[Records from a collection]
## START

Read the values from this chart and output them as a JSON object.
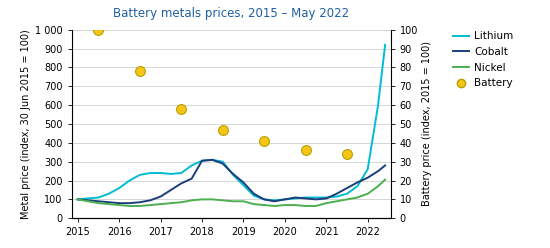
{
  "title": "Battery metals prices, 2015 – May 2022",
  "ylabel_left": "Metal price (index, 30 Jun 2015 = 100)",
  "ylabel_right": "Battery price (index, 2015 = 100)",
  "ylim_left": [
    0,
    1000
  ],
  "ylim_right": [
    0,
    100
  ],
  "yticks_left": [
    0,
    100,
    200,
    300,
    400,
    500,
    600,
    700,
    800,
    900,
    1000
  ],
  "yticks_right": [
    0,
    10,
    20,
    30,
    40,
    50,
    60,
    70,
    80,
    90,
    100
  ],
  "xlim": [
    2014.85,
    2022.55
  ],
  "xticks": [
    2015,
    2016,
    2017,
    2018,
    2019,
    2020,
    2021,
    2022
  ],
  "lithium_x": [
    2015.0,
    2015.25,
    2015.5,
    2015.75,
    2016.0,
    2016.25,
    2016.5,
    2016.75,
    2017.0,
    2017.25,
    2017.5,
    2017.75,
    2018.0,
    2018.25,
    2018.5,
    2018.75,
    2019.0,
    2019.25,
    2019.5,
    2019.75,
    2020.0,
    2020.25,
    2020.5,
    2020.75,
    2021.0,
    2021.25,
    2021.5,
    2021.75,
    2022.0,
    2022.25,
    2022.42
  ],
  "lithium_y": [
    100,
    105,
    110,
    130,
    160,
    200,
    230,
    240,
    240,
    235,
    240,
    280,
    305,
    310,
    300,
    230,
    175,
    120,
    100,
    95,
    100,
    105,
    110,
    110,
    110,
    115,
    130,
    170,
    260,
    600,
    920
  ],
  "cobalt_x": [
    2015.0,
    2015.25,
    2015.5,
    2015.75,
    2016.0,
    2016.25,
    2016.5,
    2016.75,
    2017.0,
    2017.25,
    2017.5,
    2017.75,
    2018.0,
    2018.25,
    2018.5,
    2018.75,
    2019.0,
    2019.25,
    2019.5,
    2019.75,
    2020.0,
    2020.25,
    2020.5,
    2020.75,
    2021.0,
    2021.25,
    2021.5,
    2021.75,
    2022.0,
    2022.25,
    2022.42
  ],
  "cobalt_y": [
    100,
    95,
    90,
    85,
    80,
    80,
    85,
    95,
    115,
    150,
    185,
    210,
    305,
    310,
    290,
    235,
    190,
    130,
    100,
    90,
    100,
    110,
    105,
    100,
    105,
    130,
    160,
    190,
    215,
    250,
    280
  ],
  "nickel_x": [
    2015.0,
    2015.25,
    2015.5,
    2015.75,
    2016.0,
    2016.25,
    2016.5,
    2016.75,
    2017.0,
    2017.25,
    2017.5,
    2017.75,
    2018.0,
    2018.25,
    2018.5,
    2018.75,
    2019.0,
    2019.25,
    2019.5,
    2019.75,
    2020.0,
    2020.25,
    2020.5,
    2020.75,
    2021.0,
    2021.25,
    2021.5,
    2021.75,
    2022.0,
    2022.25,
    2022.42
  ],
  "nickel_y": [
    100,
    90,
    80,
    75,
    70,
    65,
    65,
    70,
    75,
    80,
    85,
    95,
    100,
    100,
    95,
    90,
    90,
    75,
    70,
    65,
    70,
    70,
    65,
    65,
    80,
    90,
    100,
    110,
    130,
    170,
    205
  ],
  "battery_x": [
    2015.5,
    2016.5,
    2017.5,
    2018.5,
    2019.5,
    2020.5,
    2021.5
  ],
  "battery_y": [
    100,
    78,
    58,
    47,
    41,
    36,
    34
  ],
  "lithium_color": "#00bcd4",
  "cobalt_color": "#1a3e7a",
  "nickel_color": "#4caf50",
  "battery_marker_face": "#f5c518",
  "battery_marker_edge": "#b8a000",
  "background_color": "#ffffff",
  "grid_color": "#d0d0d0",
  "title_fontsize": 8.5,
  "axis_label_fontsize": 7,
  "tick_fontsize": 7,
  "title_color": "#2060a0",
  "legend_fontsize": 7.5
}
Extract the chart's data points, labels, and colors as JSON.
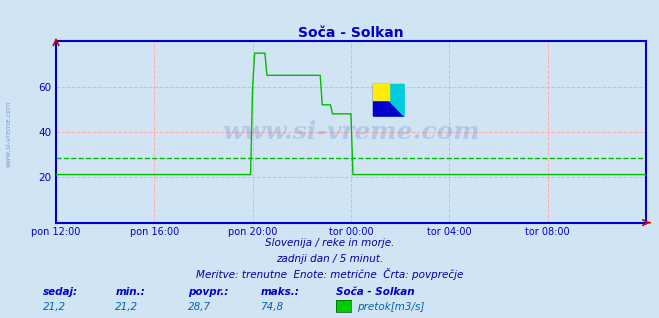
{
  "title": "Soča - Solkan",
  "bg_color": "#d0e4f4",
  "plot_bg_color": "#d0e4f4",
  "line_color": "#00bb00",
  "axis_color": "#0000cc",
  "grid_color_v": "#ffaaaa",
  "grid_color_h": "#ffaaaa",
  "avg_line_color": "#00bb00",
  "text_color": "#0000aa",
  "watermark": "www.si-vreme.com",
  "subtitle1": "Slovenija / reke in morje.",
  "subtitle2": "zadnji dan / 5 minut.",
  "subtitle3": "Meritve: trenutne  Enote: metrične  Črta: povprečje",
  "xlabel_times": [
    "pon 12:00",
    "pon 16:00",
    "pon 20:00",
    "tor 00:00",
    "tor 04:00",
    "tor 08:00"
  ],
  "yticks": [
    20,
    40,
    60
  ],
  "ylim": [
    0,
    80
  ],
  "avg_value": 28.7,
  "legend_label": "pretok[m3/s]",
  "legend_color": "#00cc00",
  "station_label": "Soča - Solkan",
  "stats_labels": [
    "sedaj:",
    "min.:",
    "povpr.:",
    "maks.:"
  ],
  "stats_values": [
    "21,2",
    "21,2",
    "28,7",
    "74,8"
  ],
  "base_flow": 21.2,
  "peak_flow": 74.8,
  "n_points": 289,
  "x_tick_indices": [
    0,
    48,
    96,
    144,
    192,
    240
  ]
}
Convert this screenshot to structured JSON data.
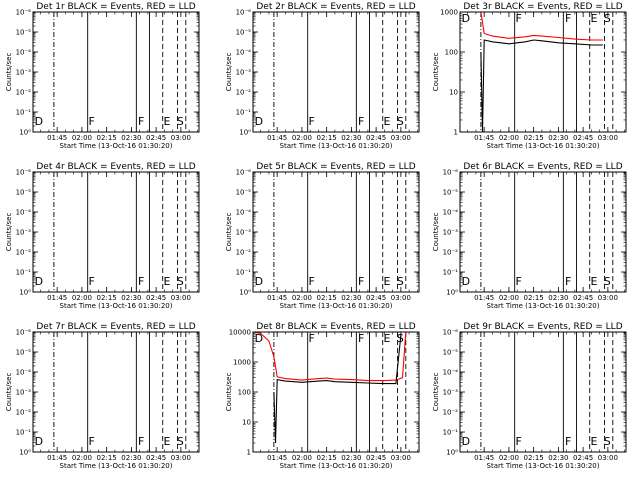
{
  "chart_data": [
    {
      "type": "line",
      "title": "Det 1r BLACK = Events, RED = LLD",
      "xlabel": "Start Time (13-Oct-16 01:30:20)",
      "ylabel": "Counts/sec",
      "yticks": [
        "10⁰",
        "10⁻¹",
        "10⁻²",
        "10⁻³",
        "10⁻⁴",
        "10⁻⁵",
        "10⁻⁶"
      ],
      "ylog": true,
      "ylim_exp": [
        -6,
        0
      ],
      "xticks": [
        "01:45",
        "02:00",
        "02:15",
        "02:30",
        "02:45",
        "03:00"
      ],
      "xlim": [
        "01:30:20",
        "03:11"
      ],
      "markers": [
        "D",
        "F",
        "F",
        "E",
        "S"
      ],
      "series": []
    },
    {
      "type": "line",
      "title": "Det 2r BLACK = Events, RED = LLD",
      "xlabel": "Start Time (13-Oct-16 01:30:20)",
      "ylabel": "Counts/sec",
      "yticks": [
        "10⁰",
        "10⁻¹",
        "10⁻²",
        "10⁻³",
        "10⁻⁴",
        "10⁻⁵",
        "10⁻⁶"
      ],
      "ylog": true,
      "ylim_exp": [
        -6,
        0
      ],
      "xticks": [
        "01:45",
        "02:00",
        "02:15",
        "02:30",
        "02:45",
        "03:00"
      ],
      "xlim": [
        "01:30:20",
        "03:11"
      ],
      "markers": [
        "D",
        "F",
        "F",
        "E",
        "S"
      ],
      "series": []
    },
    {
      "type": "line",
      "title": "Det 3r BLACK = Events, RED = LLD",
      "xlabel": "Start Time (13-Oct-16 01:30:20)",
      "ylabel": "Counts/sec",
      "yticks": [
        "1",
        "10",
        "100",
        "1000"
      ],
      "ylog": true,
      "ylim_exp": [
        0,
        3
      ],
      "xticks": [
        "01:45",
        "02:00",
        "02:15",
        "02:30",
        "02:45",
        "03:00"
      ],
      "xlim": [
        "01:30:20",
        "03:11"
      ],
      "markers": [
        "D",
        "F",
        "F",
        "E",
        "S"
      ],
      "series": [
        {
          "color": "#ff0000",
          "x": [
            "01:43",
            "01:45",
            "01:50",
            "02:00",
            "02:10",
            "02:15",
            "02:20",
            "02:30",
            "02:40",
            "02:50",
            "02:57"
          ],
          "y": [
            1000,
            290,
            250,
            220,
            240,
            260,
            250,
            230,
            210,
            200,
            200
          ]
        },
        {
          "color": "#000000",
          "x": [
            "01:43",
            "01:44",
            "01:45",
            "01:50",
            "02:00",
            "02:10",
            "02:15",
            "02:20",
            "02:30",
            "02:40",
            "02:50",
            "02:57"
          ],
          "y": [
            100,
            1,
            200,
            180,
            160,
            180,
            200,
            190,
            170,
            160,
            150,
            150
          ]
        }
      ]
    },
    {
      "type": "line",
      "title": "Det 4r BLACK = Events, RED = LLD",
      "xlabel": "Start Time (13-Oct-16 01:30:20)",
      "ylabel": "Counts/sec",
      "yticks": [
        "10⁰",
        "10⁻¹",
        "10⁻²",
        "10⁻³",
        "10⁻⁴",
        "10⁻⁵",
        "10⁻⁶"
      ],
      "ylog": true,
      "ylim_exp": [
        -6,
        0
      ],
      "xticks": [
        "01:45",
        "02:00",
        "02:15",
        "02:30",
        "02:45",
        "03:00"
      ],
      "xlim": [
        "01:30:20",
        "03:11"
      ],
      "markers": [
        "D",
        "F",
        "F",
        "E",
        "S"
      ],
      "series": []
    },
    {
      "type": "line",
      "title": "Det 5r BLACK = Events, RED = LLD",
      "xlabel": "Start Time (13-Oct-16 01:30:20)",
      "ylabel": "Counts/sec",
      "yticks": [
        "10⁰",
        "10⁻¹",
        "10⁻²",
        "10⁻³",
        "10⁻⁴",
        "10⁻⁵",
        "10⁻⁶"
      ],
      "ylog": true,
      "ylim_exp": [
        -6,
        0
      ],
      "xticks": [
        "01:45",
        "02:00",
        "02:15",
        "02:30",
        "02:45",
        "03:00"
      ],
      "xlim": [
        "01:30:20",
        "03:11"
      ],
      "markers": [
        "D",
        "F",
        "F",
        "E",
        "S"
      ],
      "series": []
    },
    {
      "type": "line",
      "title": "Det 6r BLACK = Events, RED = LLD",
      "xlabel": "Start Time (13-Oct-16 01:30:20)",
      "ylabel": "Counts/sec",
      "yticks": [
        "10⁰",
        "10⁻¹",
        "10⁻²",
        "10⁻³",
        "10⁻⁴",
        "10⁻⁵",
        "10⁻⁶"
      ],
      "ylog": true,
      "ylim_exp": [
        -6,
        0
      ],
      "xticks": [
        "01:45",
        "02:00",
        "02:15",
        "02:30",
        "02:45",
        "03:00"
      ],
      "xlim": [
        "01:30:20",
        "03:11"
      ],
      "markers": [
        "D",
        "F",
        "F",
        "E",
        "S"
      ],
      "series": []
    },
    {
      "type": "line",
      "title": "Det 7r BLACK = Events, RED = LLD",
      "xlabel": "Start Time (13-Oct-16 01:30:20)",
      "ylabel": "Counts/sec",
      "yticks": [
        "10⁰",
        "10⁻¹",
        "10⁻²",
        "10⁻³",
        "10⁻⁴",
        "10⁻⁵",
        "10⁻⁶"
      ],
      "ylog": true,
      "ylim_exp": [
        -6,
        0
      ],
      "xticks": [
        "01:45",
        "02:00",
        "02:15",
        "02:30",
        "02:45",
        "03:00"
      ],
      "xlim": [
        "01:30:20",
        "03:11"
      ],
      "markers": [
        "D",
        "F",
        "F",
        "E",
        "S"
      ],
      "series": []
    },
    {
      "type": "line",
      "title": "Det 8r BLACK = Events, RED = LLD",
      "xlabel": "Start Time (13-Oct-16 01:30:20)",
      "ylabel": "Counts/sec",
      "yticks": [
        "1",
        "10",
        "100",
        "1000",
        "10000"
      ],
      "ylog": true,
      "ylim_exp": [
        0,
        4
      ],
      "xticks": [
        "01:45",
        "02:00",
        "02:15",
        "02:30",
        "02:45",
        "03:00"
      ],
      "xlim": [
        "01:30:20",
        "03:11"
      ],
      "markers": [
        "D",
        "F",
        "F",
        "E",
        "S"
      ],
      "series": [
        {
          "color": "#ff0000",
          "x": [
            "01:30:20",
            "01:35",
            "01:40",
            "01:43",
            "01:45",
            "01:50",
            "02:00",
            "02:10",
            "02:15",
            "02:20",
            "02:30",
            "02:40",
            "02:50",
            "02:57",
            "03:01",
            "03:03"
          ],
          "y": [
            10000,
            9000,
            5000,
            1500,
            320,
            280,
            250,
            280,
            290,
            270,
            260,
            240,
            240,
            250,
            300,
            10000
          ]
        },
        {
          "color": "#000000",
          "x": [
            "01:43",
            "01:44",
            "01:45",
            "01:50",
            "02:00",
            "02:10",
            "02:15",
            "02:20",
            "02:30",
            "02:40",
            "02:50",
            "02:57",
            "03:00"
          ],
          "y": [
            100,
            2,
            260,
            230,
            210,
            230,
            240,
            220,
            210,
            200,
            190,
            190,
            8000
          ]
        }
      ]
    },
    {
      "type": "line",
      "title": "Det 9r BLACK = Events, RED = LLD",
      "xlabel": "Start Time (13-Oct-16 01:30:20)",
      "ylabel": "Counts/sec",
      "yticks": [
        "10⁰",
        "10⁻¹",
        "10⁻²",
        "10⁻³",
        "10⁻⁴",
        "10⁻⁵",
        "10⁻⁶"
      ],
      "ylog": true,
      "ylim_exp": [
        -6,
        0
      ],
      "xticks": [
        "01:45",
        "02:00",
        "02:15",
        "02:30",
        "02:45",
        "03:00"
      ],
      "xlim": [
        "01:30:20",
        "03:11"
      ],
      "markers": [
        "D",
        "F",
        "F",
        "E",
        "S"
      ],
      "series": []
    }
  ]
}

## END

THE REQUEST: Go through the entries above and count the lines containing the word "Solkan"; give only that count.

THE RESPONSE: 2